Stated goal A: Summarize the account of missing the grades for a university offer in two sentences.
Stated goal B: Carry on the account of missing the grades for a university offer, picking up right after its final sentence.
+++ Selected text +++
You’ve done the hard work. You’ve achieved your offer to study at a top university. You’ve made it through personal statements, admissions tests, interviews, pushed yourself to your limits for exams. It’s finally over, and you now have nothing to distract you from the agonising wait for the final confirmation of your place. The months pass by, Results Day arrives, and your nightmare comes true.You didn’t get the grades you needed.

It’s the outcome most dreaded by students, myself included, and unfortunately for me it became my reality. Yet I lived to tell the tale, and I’m here to reassure you that even if the unthinkable happens (though it won’t feel like this at the time) your situation really can work out for the better.

My position with university offers was less than ideal, even before results day. The course I wanted to study was rare, and only offered by 3 UK universities, one of which being much too far away for me to reasonably travel to. I’d been lucky enough to receive an offer from the University of Oxford, my dream university, though my ideal insurance choice had given me an offer with a higher grade requirement than Oxford. This left me with a huge dilemma: what to do if I didn’t meet my offer, as Oxford was now my only feasible option, without going through clearing and giving up on what I really wanted to study.

And on results day, I opened UCAS to confirmation of my place at my insurance choice: a perfectly good university, but one I knew would be difficult to get to, and would never quite feel at home at. So after a month of remarks, appeals and far too many anxious hours spent refreshing the Mail app, I declined my insurance place and resigned myself to an impromptu gap year instead.
+++ Supplied material +++
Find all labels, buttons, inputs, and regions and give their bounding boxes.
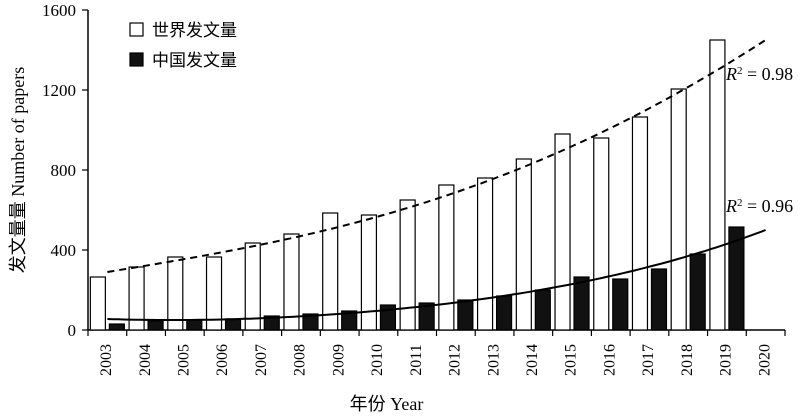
+++
Result A: The writer held an offer from the University of Oxford for a rare course taught at only three UK universities, but missed the required grades and was confirmed at an insurance choice that would be hard to reach and never feel like home. After a month of remarks and appeals, the writer declined that place for an unplanned gap year, and assures readers that even this outcome can work out for the better.

Result B:
My year was tough. But I got through a second round of applications, admissions tests, interviews and offers, and finally - at long last - secured an offer from Oxford for a second time. And from a college I much preferred.

Whilst I never wavered in my confidence in my choices being right for me, this solution may not be the best for all, and there’s always risk involved. I’ve listed my opinions on the pros and cons of my strategy to university, to evaluate the year and provide guidance as to whether this could be a good option for you in this case.

Potential benefits of taking a gap year

Increased freedom and independence

A gap year can be incredibly rewarding, and it’s up to you how you want to fill it. You have the chance to work to save up money, to travel the world, to get a placement or internship and build up experience that may even benefit your reapplication. You have the benefit of a transition between childhood and university, where you may have more support from your parents but still a greater degree of agency and responsibility to learn how to look after yourself from a safer environment. This can make the jump to university much more manageable, as you’ve already had a year to work out the do’s and don'ts of adulting from the safety net of staying with/near your family.

The ability to broaden your options

Perhaps throughout your final year of school, you realised your chosen course really isn’t for you, or a different university caught your eye after your UCAS application was submitted. Maybe you want the option to study abroad, or maybe, like me, you had limited options in the first place and need to consider broadening the options you’d be happy to take. This gives you more time to research more thoroughly and make sure you have a good selection of plan As, Bs, Cs, Ds and Es, so you don’t end up in the same position again a year later. Even with something as simple as choosing an Oxbridge college - I’d done very little research the first year I applied, and ended up not really liking the college I’d been allocated to, and so chose a college I much prefer the second time round, where I knew I’d be much happier.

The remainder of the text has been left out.